(Rows from a figure dataset)

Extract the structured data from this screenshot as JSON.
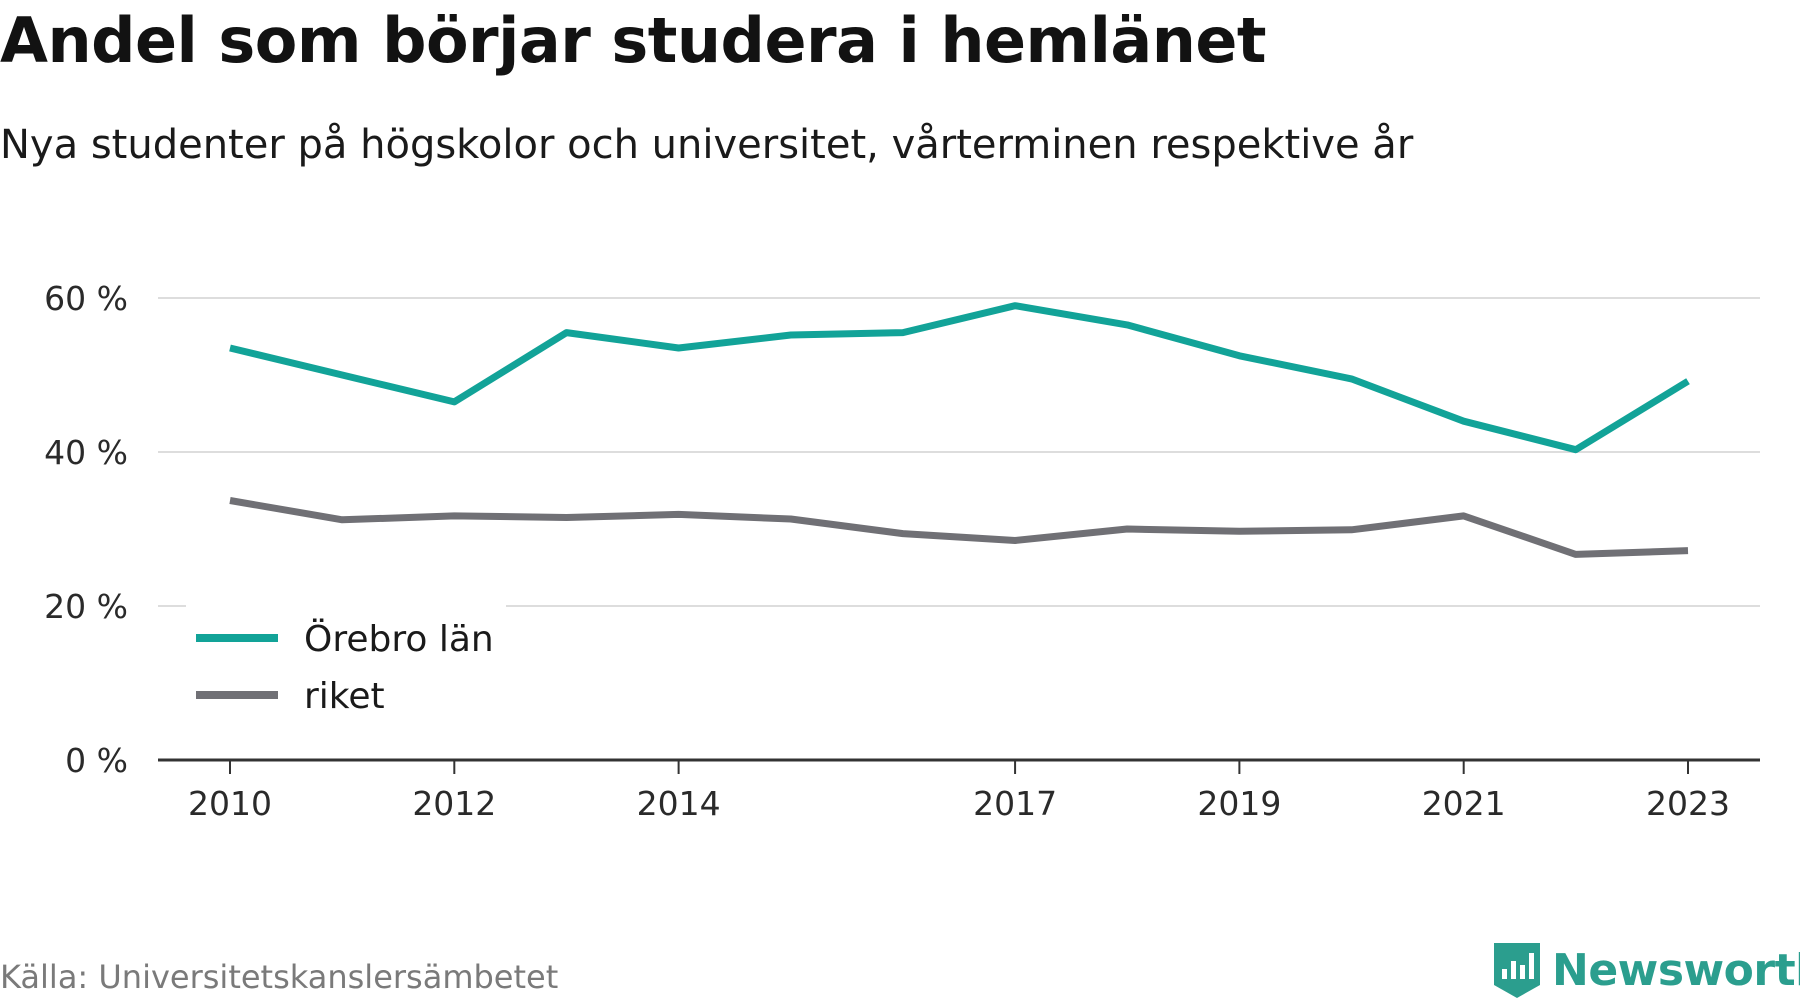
{
  "header": {
    "title": "Andel som börjar studera i hemlänet",
    "subtitle": "Nya studenter på högskolor och universitet, vårterminen respektive år"
  },
  "footer": {
    "source": "Källa: Universitetskanslersämbetet",
    "brand": "Newsworthy",
    "brand_icon": "newsworthy-logo-icon"
  },
  "colors": {
    "orebro": "#12a398",
    "riket": "#707075",
    "grid": "#dddddd",
    "axis": "#333333",
    "brand": "#2b9e8e"
  },
  "chart_data": {
    "type": "line",
    "x": [
      2010,
      2011,
      2012,
      2013,
      2014,
      2015,
      2016,
      2017,
      2018,
      2019,
      2020,
      2021,
      2022,
      2023
    ],
    "x_ticks": [
      "2010",
      "2012",
      "2014",
      "2017",
      "2019",
      "2021",
      "2023"
    ],
    "y_ticks": [
      {
        "value": 0,
        "label": "0 %"
      },
      {
        "value": 20,
        "label": "20 %"
      },
      {
        "value": 40,
        "label": "40 %"
      },
      {
        "value": 60,
        "label": "60 %"
      }
    ],
    "ylim": [
      0,
      60
    ],
    "grid": true,
    "legend_position": "bottom-left",
    "series": [
      {
        "name": "Örebro län",
        "color": "#12a398",
        "values": [
          53.5,
          50,
          46.5,
          55.5,
          53.5,
          55.2,
          55.5,
          59,
          56.5,
          52.5,
          49.5,
          44,
          40.3,
          49.2
        ]
      },
      {
        "name": "riket",
        "color": "#707075",
        "values": [
          33.7,
          31.2,
          31.7,
          31.5,
          31.9,
          31.3,
          29.4,
          28.5,
          30,
          29.7,
          29.9,
          31.7,
          26.7,
          27.2
        ]
      }
    ]
  }
}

Goal
Repeat each line of the records above exactly, but do not copy the pictures.

Final result
Extract the structured data from this screenshot as JSON.
{
  "header": {
    "title": "Andel som börjar studera i hemlänet",
    "subtitle": "Nya studenter på högskolor och universitet, vårterminen respektive år"
  },
  "footer": {
    "source": "Källa: Universitetskanslersämbetet",
    "brand": "Newsworthy",
    "brand_icon": "newsworthy-logo-icon"
  },
  "colors": {
    "orebro": "#12a398",
    "riket": "#707075",
    "grid": "#dddddd",
    "axis": "#333333",
    "brand": "#2b9e8e"
  },
  "chart_data": {
    "type": "line",
    "x": [
      2010,
      2011,
      2012,
      2013,
      2014,
      2015,
      2016,
      2017,
      2018,
      2019,
      2020,
      2021,
      2022,
      2023
    ],
    "x_ticks": [
      "2010",
      "2012",
      "2014",
      "2017",
      "2019",
      "2021",
      "2023"
    ],
    "y_ticks": [
      {
        "value": 0,
        "label": "0 %"
      },
      {
        "value": 20,
        "label": "20 %"
      },
      {
        "value": 40,
        "label": "40 %"
      },
      {
        "value": 60,
        "label": "60 %"
      }
    ],
    "ylim": [
      0,
      60
    ],
    "grid": true,
    "legend_position": "bottom-left",
    "series": [
      {
        "name": "Örebro län",
        "color": "#12a398",
        "values": [
          53.5,
          50,
          46.5,
          55.5,
          53.5,
          55.2,
          55.5,
          59,
          56.5,
          52.5,
          49.5,
          44,
          40.3,
          49.2
        ]
      },
      {
        "name": "riket",
        "color": "#707075",
        "values": [
          33.7,
          31.2,
          31.7,
          31.5,
          31.9,
          31.3,
          29.4,
          28.5,
          30,
          29.7,
          29.9,
          31.7,
          26.7,
          27.2
        ]
      }
    ]
  }
}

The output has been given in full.